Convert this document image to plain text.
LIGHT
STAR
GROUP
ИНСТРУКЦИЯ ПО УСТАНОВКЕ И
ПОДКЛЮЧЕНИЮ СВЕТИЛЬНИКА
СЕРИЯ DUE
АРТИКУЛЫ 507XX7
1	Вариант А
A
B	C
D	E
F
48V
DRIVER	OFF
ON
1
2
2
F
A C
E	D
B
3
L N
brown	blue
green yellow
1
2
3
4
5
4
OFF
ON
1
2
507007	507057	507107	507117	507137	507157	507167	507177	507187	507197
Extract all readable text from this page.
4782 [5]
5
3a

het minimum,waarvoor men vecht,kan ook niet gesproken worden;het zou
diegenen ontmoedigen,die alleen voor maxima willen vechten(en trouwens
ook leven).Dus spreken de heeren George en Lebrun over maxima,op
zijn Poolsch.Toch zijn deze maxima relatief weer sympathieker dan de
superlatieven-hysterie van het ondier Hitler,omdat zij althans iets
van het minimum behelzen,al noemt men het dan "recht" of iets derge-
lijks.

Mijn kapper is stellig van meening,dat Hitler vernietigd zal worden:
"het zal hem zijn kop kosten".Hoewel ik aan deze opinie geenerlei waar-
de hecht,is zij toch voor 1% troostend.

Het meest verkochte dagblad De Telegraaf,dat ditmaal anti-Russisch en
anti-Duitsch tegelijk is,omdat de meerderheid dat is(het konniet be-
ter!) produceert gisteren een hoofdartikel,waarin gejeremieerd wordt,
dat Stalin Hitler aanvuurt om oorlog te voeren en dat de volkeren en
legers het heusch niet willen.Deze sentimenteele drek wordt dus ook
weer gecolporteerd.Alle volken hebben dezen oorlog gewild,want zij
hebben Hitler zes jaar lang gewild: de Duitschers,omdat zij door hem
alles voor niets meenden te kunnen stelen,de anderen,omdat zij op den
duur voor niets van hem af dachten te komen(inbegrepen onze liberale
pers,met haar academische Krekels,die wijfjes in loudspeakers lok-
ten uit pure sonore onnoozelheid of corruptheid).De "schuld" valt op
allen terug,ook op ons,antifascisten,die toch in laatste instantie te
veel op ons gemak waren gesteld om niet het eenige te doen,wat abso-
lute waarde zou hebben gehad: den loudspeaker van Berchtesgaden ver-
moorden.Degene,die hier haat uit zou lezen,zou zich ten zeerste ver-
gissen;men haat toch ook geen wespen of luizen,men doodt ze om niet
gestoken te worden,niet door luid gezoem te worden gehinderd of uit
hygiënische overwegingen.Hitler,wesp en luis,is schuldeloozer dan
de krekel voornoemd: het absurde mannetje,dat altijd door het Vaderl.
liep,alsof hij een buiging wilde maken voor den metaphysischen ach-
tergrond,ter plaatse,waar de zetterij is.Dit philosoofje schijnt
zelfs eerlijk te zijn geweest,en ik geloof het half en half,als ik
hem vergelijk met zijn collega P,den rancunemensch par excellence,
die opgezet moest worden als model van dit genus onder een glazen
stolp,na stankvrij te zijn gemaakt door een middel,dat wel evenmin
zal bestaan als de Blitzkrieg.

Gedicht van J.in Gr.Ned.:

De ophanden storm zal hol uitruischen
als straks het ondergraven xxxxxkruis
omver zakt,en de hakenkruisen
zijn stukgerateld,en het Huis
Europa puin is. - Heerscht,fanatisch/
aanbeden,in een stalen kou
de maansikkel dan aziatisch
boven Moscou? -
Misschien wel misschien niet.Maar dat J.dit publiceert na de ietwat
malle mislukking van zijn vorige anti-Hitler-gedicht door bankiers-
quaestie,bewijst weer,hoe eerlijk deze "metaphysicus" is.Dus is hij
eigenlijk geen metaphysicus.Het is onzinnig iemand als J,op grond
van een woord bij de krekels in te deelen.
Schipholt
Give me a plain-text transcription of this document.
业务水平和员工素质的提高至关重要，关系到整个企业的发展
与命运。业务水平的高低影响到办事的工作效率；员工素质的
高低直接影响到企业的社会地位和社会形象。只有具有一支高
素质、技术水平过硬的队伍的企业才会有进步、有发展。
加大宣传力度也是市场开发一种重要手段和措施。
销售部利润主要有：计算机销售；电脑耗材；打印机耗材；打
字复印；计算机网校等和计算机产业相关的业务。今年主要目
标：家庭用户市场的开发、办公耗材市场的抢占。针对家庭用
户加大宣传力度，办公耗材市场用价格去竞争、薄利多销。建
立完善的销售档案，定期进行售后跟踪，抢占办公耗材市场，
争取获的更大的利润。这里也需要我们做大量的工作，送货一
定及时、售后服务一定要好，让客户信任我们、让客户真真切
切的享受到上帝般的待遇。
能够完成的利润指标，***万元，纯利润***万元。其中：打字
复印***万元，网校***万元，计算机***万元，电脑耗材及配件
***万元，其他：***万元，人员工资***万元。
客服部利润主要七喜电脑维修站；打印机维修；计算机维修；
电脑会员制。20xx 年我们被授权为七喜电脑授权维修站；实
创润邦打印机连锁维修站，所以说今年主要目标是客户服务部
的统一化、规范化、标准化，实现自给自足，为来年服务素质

═══

Quote every entry exactly.

**Written answer**
Convert this document image to plain text.
LIGHT
STAR
GROUP
ИНСТРУКЦИЯ ПО УСТАНОВКЕ И
ПОДКЛЮЧЕНИЮ СВЕТИЛЬНИКА
СЕРИЯ DUE
АРТИКУЛЫ 507XX7
1	Вариант А
A
B	C
D	E
F
48V
DRIVER	OFF
ON
1
2
2
F
A C
E	D
B
3
L N
brown	blue
green yellow
1
2
3
4
5
4
OFF
ON
1
2
507007	507057	507107	507117	507137	507157	507167	507177	507187	507197
Extract all readable text from this page.
4782 [5]
5
3a

het minimum,waarvoor men vecht,kan ook niet gesproken worden;het zou
diegenen ontmoedigen,die alleen voor maxima willen vechten(en trouwens
ook leven).Dus spreken de heeren George en Lebrun over maxima,op
zijn Poolsch.Toch zijn deze maxima relatief weer sympathieker dan de
superlatieven-hysterie van het ondier Hitler,omdat zij althans iets
van het minimum behelzen,al noemt men het dan "recht" of iets derge-
lijks.

Mijn kapper is stellig van meening,dat Hitler vernietigd zal worden:
"het zal hem zijn kop kosten".Hoewel ik aan deze opinie geenerlei waar-
de hecht,is zij toch voor 1% troostend.

Het meest verkochte dagblad De Telegraaf,dat ditmaal anti-Russisch en
anti-Duitsch tegelijk is,omdat de meerderheid dat is(het konniet be-
ter!) produceert gisteren een hoofdartikel,waarin gejeremieerd wordt,
dat Stalin Hitler aanvuurt om oorlog te voeren en dat de volkeren en
legers het heusch niet willen.Deze sentimenteele drek wordt dus ook
weer gecolporteerd.Alle volken hebben dezen oorlog gewild,want zij
hebben Hitler zes jaar lang gewild: de Duitschers,omdat zij door hem
alles voor niets meenden te kunnen stelen,de anderen,omdat zij op den
duur voor niets van hem af dachten te komen(inbegrepen onze liberale
pers,met haar academische Krekels,die wijfjes in loudspeakers lok-
ten uit pure sonore onnoozelheid of corruptheid).De "schuld" valt op
allen terug,ook op ons,antifascisten,die toch in laatste instantie te
veel op ons gemak waren gesteld om niet het eenige te doen,wat abso-
lute waarde zou hebben gehad: den loudspeaker van Berchtesgaden ver-
moorden.Degene,die hier haat uit zou lezen,zou zich ten zeerste ver-
gissen;men haat toch ook geen wespen of luizen,men doodt ze om niet
gestoken te worden,niet door luid gezoem te worden gehinderd of uit
hygiënische overwegingen.Hitler,wesp en luis,is schuldeloozer dan
de krekel voornoemd: het absurde mannetje,dat altijd door het Vaderl.
liep,alsof hij een buiging wilde maken voor den metaphysischen ach-
tergrond,ter plaatse,waar de zetterij is.Dit philosoofje schijnt
zelfs eerlijk te zijn geweest,en ik geloof het half en half,als ik
hem vergelijk met zijn collega P,den rancunemensch par excellence,
die opgezet moest worden als model van dit genus onder een glazen
stolp,na stankvrij te zijn gemaakt door een middel,dat wel evenmin
zal bestaan als de Blitzkrieg.

Gedicht van J.in Gr.Ned.:

De ophanden storm zal hol uitruischen
als straks het ondergraven xxxxxkruis
omver zakt,en de hakenkruisen
zijn stukgerateld,en het Huis
Europa puin is. - Heerscht,fanatisch/
aanbeden,in een stalen kou
de maansikkel dan aziatisch
boven Moscou? -
Misschien wel misschien niet.Maar dat J.dit publiceert na de ietwat
malle mislukking van zijn vorige anti-Hitler-gedicht door bankiers-
quaestie,bewijst weer,hoe eerlijk deze "metaphysicus" is.Dus is hij
eigenlijk geen metaphysicus.Het is onzinnig iemand als J,op grond
van een woord bij de krekels in te deelen.
Schipholt
Give me a plain-text transcription of this document.
业务水平和员工素质的提高至关重要，关系到整个企业的发展
与命运。业务水平的高低影响到办事的工作效率；员工素质的
高低直接影响到企业的社会地位和社会形象。只有具有一支高
素质、技术水平过硬的队伍的企业才会有进步、有发展。
加大宣传力度也是市场开发一种重要手段和措施。
销售部利润主要有：计算机销售；电脑耗材；打印机耗材；打
字复印；计算机网校等和计算机产业相关的业务。今年主要目
标：家庭用户市场的开发、办公耗材市场的抢占。针对家庭用
户加大宣传力度，办公耗材市场用价格去竞争、薄利多销。建
立完善的销售档案，定期进行售后跟踪，抢占办公耗材市场，
争取获的更大的利润。这里也需要我们做大量的工作，送货一
定及时、售后服务一定要好，让客户信任我们、让客户真真切
切的享受到上帝般的待遇。
能够完成的利润指标，***万元，纯利润***万元。其中：打字
复印***万元，网校***万元，计算机***万元，电脑耗材及配件
***万元，其他：***万元，人员工资***万元。
客服部利润主要七喜电脑维修站；打印机维修；计算机维修；
电脑会员制。20xx 年我们被授权为七喜电脑授权维修站；实
创润邦打印机连锁维修站，所以说今年主要目标是客户服务部
的统一化、规范化、标准化，实现自给自足，为来年服务素质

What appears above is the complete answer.